DATA IN THIS EXERCISE:

# # # # #

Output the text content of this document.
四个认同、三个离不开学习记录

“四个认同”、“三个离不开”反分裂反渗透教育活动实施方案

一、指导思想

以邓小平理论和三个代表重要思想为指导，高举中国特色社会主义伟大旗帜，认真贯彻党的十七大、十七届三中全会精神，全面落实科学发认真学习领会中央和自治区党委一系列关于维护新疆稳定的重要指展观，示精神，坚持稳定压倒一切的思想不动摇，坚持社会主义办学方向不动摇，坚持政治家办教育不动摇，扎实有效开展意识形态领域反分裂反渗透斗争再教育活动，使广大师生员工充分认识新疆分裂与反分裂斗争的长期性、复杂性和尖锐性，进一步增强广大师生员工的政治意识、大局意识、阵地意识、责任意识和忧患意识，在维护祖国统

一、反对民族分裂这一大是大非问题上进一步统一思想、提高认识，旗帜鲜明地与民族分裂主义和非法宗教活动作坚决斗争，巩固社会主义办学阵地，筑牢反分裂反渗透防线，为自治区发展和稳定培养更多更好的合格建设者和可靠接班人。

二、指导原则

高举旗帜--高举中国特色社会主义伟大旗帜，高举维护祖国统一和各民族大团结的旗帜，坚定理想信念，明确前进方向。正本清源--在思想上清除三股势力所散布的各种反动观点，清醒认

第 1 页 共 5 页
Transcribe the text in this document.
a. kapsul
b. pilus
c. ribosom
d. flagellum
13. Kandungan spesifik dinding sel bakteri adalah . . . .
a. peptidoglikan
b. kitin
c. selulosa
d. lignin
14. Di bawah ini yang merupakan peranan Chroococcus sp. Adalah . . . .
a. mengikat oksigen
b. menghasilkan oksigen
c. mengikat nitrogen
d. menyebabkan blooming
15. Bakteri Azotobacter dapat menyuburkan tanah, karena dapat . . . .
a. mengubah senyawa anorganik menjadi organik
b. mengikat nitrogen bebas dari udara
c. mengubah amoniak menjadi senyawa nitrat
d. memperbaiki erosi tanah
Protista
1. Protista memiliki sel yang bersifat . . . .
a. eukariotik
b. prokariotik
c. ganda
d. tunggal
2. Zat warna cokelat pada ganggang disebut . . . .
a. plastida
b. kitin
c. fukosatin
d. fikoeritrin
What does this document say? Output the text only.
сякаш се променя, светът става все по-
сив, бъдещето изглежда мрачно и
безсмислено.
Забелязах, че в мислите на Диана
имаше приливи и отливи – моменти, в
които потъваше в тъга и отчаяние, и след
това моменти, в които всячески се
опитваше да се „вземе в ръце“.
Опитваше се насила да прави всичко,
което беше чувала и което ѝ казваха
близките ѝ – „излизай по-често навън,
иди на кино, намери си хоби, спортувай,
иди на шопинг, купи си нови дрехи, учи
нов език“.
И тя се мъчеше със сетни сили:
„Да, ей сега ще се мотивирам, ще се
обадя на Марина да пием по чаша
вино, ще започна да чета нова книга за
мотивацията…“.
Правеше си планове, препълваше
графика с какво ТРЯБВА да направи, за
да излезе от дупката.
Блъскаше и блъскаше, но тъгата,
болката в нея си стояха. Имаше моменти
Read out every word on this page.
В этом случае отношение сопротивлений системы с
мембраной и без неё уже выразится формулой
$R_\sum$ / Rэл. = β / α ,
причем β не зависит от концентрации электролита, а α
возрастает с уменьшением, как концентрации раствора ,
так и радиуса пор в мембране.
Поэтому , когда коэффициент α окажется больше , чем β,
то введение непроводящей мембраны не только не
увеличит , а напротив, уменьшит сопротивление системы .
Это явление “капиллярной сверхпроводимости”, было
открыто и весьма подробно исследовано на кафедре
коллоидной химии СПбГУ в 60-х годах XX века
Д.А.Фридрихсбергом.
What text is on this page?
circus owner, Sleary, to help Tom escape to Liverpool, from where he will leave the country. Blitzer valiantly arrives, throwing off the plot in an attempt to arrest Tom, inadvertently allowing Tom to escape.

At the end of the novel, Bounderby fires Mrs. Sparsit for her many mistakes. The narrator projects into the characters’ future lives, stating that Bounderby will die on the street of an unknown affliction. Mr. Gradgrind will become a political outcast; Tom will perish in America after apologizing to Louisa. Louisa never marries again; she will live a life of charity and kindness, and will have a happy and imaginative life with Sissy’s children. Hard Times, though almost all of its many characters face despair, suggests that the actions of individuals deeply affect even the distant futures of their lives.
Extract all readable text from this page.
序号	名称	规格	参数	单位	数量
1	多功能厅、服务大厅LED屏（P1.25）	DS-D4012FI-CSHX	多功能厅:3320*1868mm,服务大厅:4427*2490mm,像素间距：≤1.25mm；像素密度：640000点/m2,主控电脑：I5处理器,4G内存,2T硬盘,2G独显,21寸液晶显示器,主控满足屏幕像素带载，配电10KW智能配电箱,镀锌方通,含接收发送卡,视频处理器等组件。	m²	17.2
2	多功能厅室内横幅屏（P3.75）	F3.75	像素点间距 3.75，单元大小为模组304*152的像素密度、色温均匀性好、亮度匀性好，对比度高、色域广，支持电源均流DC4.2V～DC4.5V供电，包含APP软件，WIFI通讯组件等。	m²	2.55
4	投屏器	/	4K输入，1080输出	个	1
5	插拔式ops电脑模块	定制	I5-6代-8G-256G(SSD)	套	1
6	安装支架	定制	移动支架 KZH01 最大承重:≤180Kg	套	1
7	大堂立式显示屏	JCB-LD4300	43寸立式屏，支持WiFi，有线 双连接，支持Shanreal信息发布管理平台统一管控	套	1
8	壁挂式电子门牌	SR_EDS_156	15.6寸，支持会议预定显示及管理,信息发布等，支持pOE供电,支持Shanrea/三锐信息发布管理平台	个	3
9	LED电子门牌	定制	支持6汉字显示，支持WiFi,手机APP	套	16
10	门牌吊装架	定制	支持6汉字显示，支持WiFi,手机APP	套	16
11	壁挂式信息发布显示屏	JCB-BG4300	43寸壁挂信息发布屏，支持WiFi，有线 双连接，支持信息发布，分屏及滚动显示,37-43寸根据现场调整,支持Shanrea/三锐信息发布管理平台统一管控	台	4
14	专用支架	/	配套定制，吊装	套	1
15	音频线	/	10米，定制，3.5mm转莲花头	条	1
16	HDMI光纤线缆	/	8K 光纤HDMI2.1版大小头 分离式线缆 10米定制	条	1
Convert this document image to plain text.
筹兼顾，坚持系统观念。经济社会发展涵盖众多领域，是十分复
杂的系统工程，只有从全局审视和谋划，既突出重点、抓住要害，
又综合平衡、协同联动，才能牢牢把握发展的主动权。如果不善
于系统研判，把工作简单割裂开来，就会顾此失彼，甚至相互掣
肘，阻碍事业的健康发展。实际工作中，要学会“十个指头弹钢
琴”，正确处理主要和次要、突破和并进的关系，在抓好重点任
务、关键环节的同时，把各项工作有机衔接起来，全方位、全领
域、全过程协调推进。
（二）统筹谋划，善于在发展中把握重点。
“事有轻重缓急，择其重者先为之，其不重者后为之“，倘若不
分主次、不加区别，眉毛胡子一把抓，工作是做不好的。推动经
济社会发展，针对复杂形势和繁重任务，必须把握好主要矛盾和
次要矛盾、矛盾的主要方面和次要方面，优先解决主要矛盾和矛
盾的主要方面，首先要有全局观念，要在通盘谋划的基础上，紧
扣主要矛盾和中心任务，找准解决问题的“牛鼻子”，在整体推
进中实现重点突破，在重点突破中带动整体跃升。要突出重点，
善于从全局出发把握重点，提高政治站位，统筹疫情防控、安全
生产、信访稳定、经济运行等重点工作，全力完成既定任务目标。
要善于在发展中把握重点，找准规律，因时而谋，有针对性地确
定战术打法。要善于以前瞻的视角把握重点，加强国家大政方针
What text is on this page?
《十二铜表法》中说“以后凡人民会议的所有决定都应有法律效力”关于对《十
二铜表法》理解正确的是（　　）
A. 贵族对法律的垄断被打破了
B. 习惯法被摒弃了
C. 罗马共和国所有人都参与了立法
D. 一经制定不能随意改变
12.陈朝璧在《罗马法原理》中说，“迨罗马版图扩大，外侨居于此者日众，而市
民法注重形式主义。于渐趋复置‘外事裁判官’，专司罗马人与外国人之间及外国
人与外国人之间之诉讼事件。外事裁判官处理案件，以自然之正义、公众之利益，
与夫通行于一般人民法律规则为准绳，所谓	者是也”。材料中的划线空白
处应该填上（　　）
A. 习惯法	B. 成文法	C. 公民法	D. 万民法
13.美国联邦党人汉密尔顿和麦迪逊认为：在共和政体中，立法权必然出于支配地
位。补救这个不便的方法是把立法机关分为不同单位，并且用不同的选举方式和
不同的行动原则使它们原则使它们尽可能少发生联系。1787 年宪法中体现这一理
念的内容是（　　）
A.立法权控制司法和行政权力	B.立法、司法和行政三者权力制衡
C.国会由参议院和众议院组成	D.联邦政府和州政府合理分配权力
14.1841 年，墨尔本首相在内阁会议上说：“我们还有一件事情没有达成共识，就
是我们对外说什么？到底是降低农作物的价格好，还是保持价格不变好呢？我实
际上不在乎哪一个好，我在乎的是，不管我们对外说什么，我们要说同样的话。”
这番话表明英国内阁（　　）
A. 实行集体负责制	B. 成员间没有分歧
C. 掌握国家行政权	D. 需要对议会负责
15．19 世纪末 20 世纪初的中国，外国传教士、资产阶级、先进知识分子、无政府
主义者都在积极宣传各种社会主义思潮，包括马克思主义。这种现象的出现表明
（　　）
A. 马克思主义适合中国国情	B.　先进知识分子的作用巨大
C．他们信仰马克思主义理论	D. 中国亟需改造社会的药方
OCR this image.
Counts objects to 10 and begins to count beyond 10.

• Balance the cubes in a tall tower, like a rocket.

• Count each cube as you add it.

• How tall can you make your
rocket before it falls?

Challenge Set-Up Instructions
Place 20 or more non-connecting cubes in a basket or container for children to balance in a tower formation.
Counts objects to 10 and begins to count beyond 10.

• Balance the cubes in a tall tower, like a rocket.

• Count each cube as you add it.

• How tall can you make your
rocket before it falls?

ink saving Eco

# # # # #

DO THIS: Your task is to extract the lines running from the one with "OCR this image." to the end of the material, inclusive, copying each exactly and adding nothing.

RESULT OF THIS TASK:
OCR this image.
Counts objects to 10 and begins to count beyond 10.

• Balance the cubes in a tall tower, like a rocket.

• Count each cube as you add it.

• How tall can you make your
rocket before it falls?

Challenge Set-Up Instructions
Place 20 or more non-connecting cubes in a basket or container for children to balance in a tower formation.
Counts objects to 10 and begins to count beyond 10.

• Balance the cubes in a tall tower, like a rocket.

• Count each cube as you add it.

• How tall can you make your
rocket before it falls?

ink saving Eco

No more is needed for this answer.